--- BEGIN Material shown ---

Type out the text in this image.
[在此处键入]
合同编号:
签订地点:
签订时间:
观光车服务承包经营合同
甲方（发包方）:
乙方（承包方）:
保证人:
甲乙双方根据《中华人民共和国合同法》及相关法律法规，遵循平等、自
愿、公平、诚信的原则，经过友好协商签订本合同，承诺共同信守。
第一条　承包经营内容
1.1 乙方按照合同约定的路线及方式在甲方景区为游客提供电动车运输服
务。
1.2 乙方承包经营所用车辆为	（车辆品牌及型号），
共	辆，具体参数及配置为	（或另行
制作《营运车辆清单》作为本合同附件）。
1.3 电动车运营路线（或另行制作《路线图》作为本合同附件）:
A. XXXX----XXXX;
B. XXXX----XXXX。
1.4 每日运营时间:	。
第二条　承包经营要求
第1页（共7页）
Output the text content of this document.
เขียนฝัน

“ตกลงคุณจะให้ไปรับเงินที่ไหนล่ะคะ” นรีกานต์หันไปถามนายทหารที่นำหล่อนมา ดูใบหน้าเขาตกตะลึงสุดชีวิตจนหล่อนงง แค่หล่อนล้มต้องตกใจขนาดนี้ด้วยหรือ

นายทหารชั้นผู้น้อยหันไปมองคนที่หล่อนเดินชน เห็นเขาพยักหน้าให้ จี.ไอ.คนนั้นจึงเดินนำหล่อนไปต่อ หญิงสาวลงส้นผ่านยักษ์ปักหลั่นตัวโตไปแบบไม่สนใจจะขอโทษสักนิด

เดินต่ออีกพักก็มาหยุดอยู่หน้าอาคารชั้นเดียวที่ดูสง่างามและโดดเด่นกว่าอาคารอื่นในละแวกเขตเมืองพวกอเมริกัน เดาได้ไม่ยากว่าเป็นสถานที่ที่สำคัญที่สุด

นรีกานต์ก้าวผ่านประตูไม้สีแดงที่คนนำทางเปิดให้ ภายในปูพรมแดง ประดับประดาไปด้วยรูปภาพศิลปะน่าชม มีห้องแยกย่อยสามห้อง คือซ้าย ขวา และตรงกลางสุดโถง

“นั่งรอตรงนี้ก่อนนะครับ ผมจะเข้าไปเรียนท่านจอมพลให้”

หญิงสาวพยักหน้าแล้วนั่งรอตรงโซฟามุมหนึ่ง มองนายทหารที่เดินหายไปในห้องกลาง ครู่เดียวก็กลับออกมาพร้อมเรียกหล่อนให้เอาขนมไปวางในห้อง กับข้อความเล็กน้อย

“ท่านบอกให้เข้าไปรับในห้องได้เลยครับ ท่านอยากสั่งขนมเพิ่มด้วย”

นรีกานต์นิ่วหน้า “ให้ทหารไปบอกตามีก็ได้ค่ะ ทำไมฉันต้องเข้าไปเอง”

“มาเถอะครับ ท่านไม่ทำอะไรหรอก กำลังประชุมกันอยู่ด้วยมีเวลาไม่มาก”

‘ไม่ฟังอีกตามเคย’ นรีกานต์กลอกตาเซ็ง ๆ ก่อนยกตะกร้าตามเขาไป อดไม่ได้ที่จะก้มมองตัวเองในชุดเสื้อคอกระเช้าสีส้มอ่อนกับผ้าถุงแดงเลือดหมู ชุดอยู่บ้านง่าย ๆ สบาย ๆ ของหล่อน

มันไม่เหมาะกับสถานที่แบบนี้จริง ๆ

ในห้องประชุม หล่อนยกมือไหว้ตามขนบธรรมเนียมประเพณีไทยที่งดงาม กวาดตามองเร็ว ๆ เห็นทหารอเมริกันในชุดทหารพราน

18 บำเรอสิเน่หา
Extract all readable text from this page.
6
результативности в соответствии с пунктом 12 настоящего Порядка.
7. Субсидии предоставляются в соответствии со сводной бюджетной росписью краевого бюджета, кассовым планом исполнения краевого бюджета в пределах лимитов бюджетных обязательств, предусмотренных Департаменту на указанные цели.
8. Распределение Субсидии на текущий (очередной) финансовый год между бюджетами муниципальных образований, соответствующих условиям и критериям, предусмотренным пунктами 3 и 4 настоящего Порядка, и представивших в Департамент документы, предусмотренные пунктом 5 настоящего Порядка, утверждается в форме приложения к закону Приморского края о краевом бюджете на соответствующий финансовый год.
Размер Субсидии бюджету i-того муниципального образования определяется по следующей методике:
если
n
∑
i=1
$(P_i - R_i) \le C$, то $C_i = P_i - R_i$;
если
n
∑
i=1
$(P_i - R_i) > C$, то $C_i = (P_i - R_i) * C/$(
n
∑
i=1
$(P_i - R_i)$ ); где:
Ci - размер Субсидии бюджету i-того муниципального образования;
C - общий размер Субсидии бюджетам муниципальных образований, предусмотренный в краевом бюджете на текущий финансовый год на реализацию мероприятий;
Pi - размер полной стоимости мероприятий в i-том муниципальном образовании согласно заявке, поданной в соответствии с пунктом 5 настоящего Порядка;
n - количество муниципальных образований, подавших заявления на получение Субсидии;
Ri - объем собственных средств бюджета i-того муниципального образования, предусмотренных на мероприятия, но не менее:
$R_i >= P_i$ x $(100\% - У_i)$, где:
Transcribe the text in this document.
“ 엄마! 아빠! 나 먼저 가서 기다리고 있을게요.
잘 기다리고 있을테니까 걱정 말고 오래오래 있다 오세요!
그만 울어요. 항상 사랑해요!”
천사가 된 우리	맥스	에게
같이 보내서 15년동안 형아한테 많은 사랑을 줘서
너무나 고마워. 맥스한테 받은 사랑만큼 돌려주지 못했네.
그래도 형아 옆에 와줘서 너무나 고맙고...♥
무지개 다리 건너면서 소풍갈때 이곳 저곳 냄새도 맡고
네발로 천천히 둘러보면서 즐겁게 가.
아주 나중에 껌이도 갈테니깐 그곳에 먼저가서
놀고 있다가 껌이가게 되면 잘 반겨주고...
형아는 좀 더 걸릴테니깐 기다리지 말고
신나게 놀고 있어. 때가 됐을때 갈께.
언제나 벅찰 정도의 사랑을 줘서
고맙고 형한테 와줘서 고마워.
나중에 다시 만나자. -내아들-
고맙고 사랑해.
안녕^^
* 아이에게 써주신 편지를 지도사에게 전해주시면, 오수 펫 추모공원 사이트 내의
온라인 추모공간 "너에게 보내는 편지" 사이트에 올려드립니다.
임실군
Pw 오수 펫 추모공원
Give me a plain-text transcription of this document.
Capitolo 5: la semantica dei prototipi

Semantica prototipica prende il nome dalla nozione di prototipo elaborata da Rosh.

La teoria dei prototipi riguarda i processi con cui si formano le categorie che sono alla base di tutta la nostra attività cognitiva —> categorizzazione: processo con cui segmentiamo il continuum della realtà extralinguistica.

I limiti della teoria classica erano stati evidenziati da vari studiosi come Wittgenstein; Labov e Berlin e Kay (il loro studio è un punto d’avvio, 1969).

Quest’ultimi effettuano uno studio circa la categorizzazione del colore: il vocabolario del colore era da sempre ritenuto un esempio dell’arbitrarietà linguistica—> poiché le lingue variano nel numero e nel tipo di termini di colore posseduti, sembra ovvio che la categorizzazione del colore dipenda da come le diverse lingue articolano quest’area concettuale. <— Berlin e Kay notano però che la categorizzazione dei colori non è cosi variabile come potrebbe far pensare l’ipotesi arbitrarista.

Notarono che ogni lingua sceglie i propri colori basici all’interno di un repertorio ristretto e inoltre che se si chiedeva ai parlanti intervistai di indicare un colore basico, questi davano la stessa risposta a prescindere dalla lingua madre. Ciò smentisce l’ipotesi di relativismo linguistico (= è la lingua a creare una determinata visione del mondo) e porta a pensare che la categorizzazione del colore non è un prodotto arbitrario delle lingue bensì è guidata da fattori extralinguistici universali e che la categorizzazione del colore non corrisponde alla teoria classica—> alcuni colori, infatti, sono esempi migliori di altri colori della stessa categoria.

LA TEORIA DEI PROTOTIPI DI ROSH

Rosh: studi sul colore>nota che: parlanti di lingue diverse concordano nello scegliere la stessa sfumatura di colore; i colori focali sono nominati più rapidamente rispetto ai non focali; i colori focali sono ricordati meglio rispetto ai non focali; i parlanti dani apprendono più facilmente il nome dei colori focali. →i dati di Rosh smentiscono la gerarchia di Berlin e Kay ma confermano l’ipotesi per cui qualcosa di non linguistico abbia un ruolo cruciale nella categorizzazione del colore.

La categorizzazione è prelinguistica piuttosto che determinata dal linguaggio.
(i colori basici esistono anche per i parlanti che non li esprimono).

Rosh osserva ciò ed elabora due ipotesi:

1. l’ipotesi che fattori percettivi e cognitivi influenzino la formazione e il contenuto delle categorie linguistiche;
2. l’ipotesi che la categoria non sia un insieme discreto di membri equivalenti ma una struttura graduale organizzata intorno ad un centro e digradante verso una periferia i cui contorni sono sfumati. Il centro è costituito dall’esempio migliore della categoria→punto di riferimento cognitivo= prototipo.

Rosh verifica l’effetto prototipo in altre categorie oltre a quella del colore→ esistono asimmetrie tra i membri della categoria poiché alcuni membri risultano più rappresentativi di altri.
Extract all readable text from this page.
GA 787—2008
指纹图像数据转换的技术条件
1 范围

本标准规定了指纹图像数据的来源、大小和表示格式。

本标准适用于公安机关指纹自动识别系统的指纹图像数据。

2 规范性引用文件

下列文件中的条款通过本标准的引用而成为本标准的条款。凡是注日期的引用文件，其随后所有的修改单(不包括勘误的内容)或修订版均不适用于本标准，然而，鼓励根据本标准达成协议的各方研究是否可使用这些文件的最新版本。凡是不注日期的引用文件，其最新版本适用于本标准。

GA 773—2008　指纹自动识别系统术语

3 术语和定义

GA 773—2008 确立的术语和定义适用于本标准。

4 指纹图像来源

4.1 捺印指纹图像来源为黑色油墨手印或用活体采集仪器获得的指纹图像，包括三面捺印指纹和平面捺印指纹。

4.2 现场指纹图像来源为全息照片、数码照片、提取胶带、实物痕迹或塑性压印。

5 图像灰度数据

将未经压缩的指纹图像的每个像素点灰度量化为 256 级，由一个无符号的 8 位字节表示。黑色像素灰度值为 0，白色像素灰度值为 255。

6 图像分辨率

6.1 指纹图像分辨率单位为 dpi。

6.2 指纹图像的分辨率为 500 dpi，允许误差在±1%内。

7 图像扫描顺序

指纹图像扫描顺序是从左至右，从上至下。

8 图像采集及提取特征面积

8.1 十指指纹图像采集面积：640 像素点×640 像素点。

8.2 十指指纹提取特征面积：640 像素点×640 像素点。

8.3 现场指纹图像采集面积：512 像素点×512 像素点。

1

--- END Material shown ---

* [Stated problem]: Pick out lines containing the word "текущий", each one as written.

* [Task result]:
8. Распределение Субсидии на текущий (очередной) финансовый год между бюджетами муниципальных образований, соответствующих условиям и критериям, предусмотренным пунктами 3 и 4 настоящего Порядка, и представивших в Департамент документы, предусмотренные пунктом 5 настоящего Порядка, утверждается в форме приложения к закону Приморского края о краевом бюджете на соответствующий финансовый год.
C - общий размер Субсидии бюджетам муниципальных образований, предусмотренный в краевом бюджете на текущий финансовый год на реализацию мероприятий;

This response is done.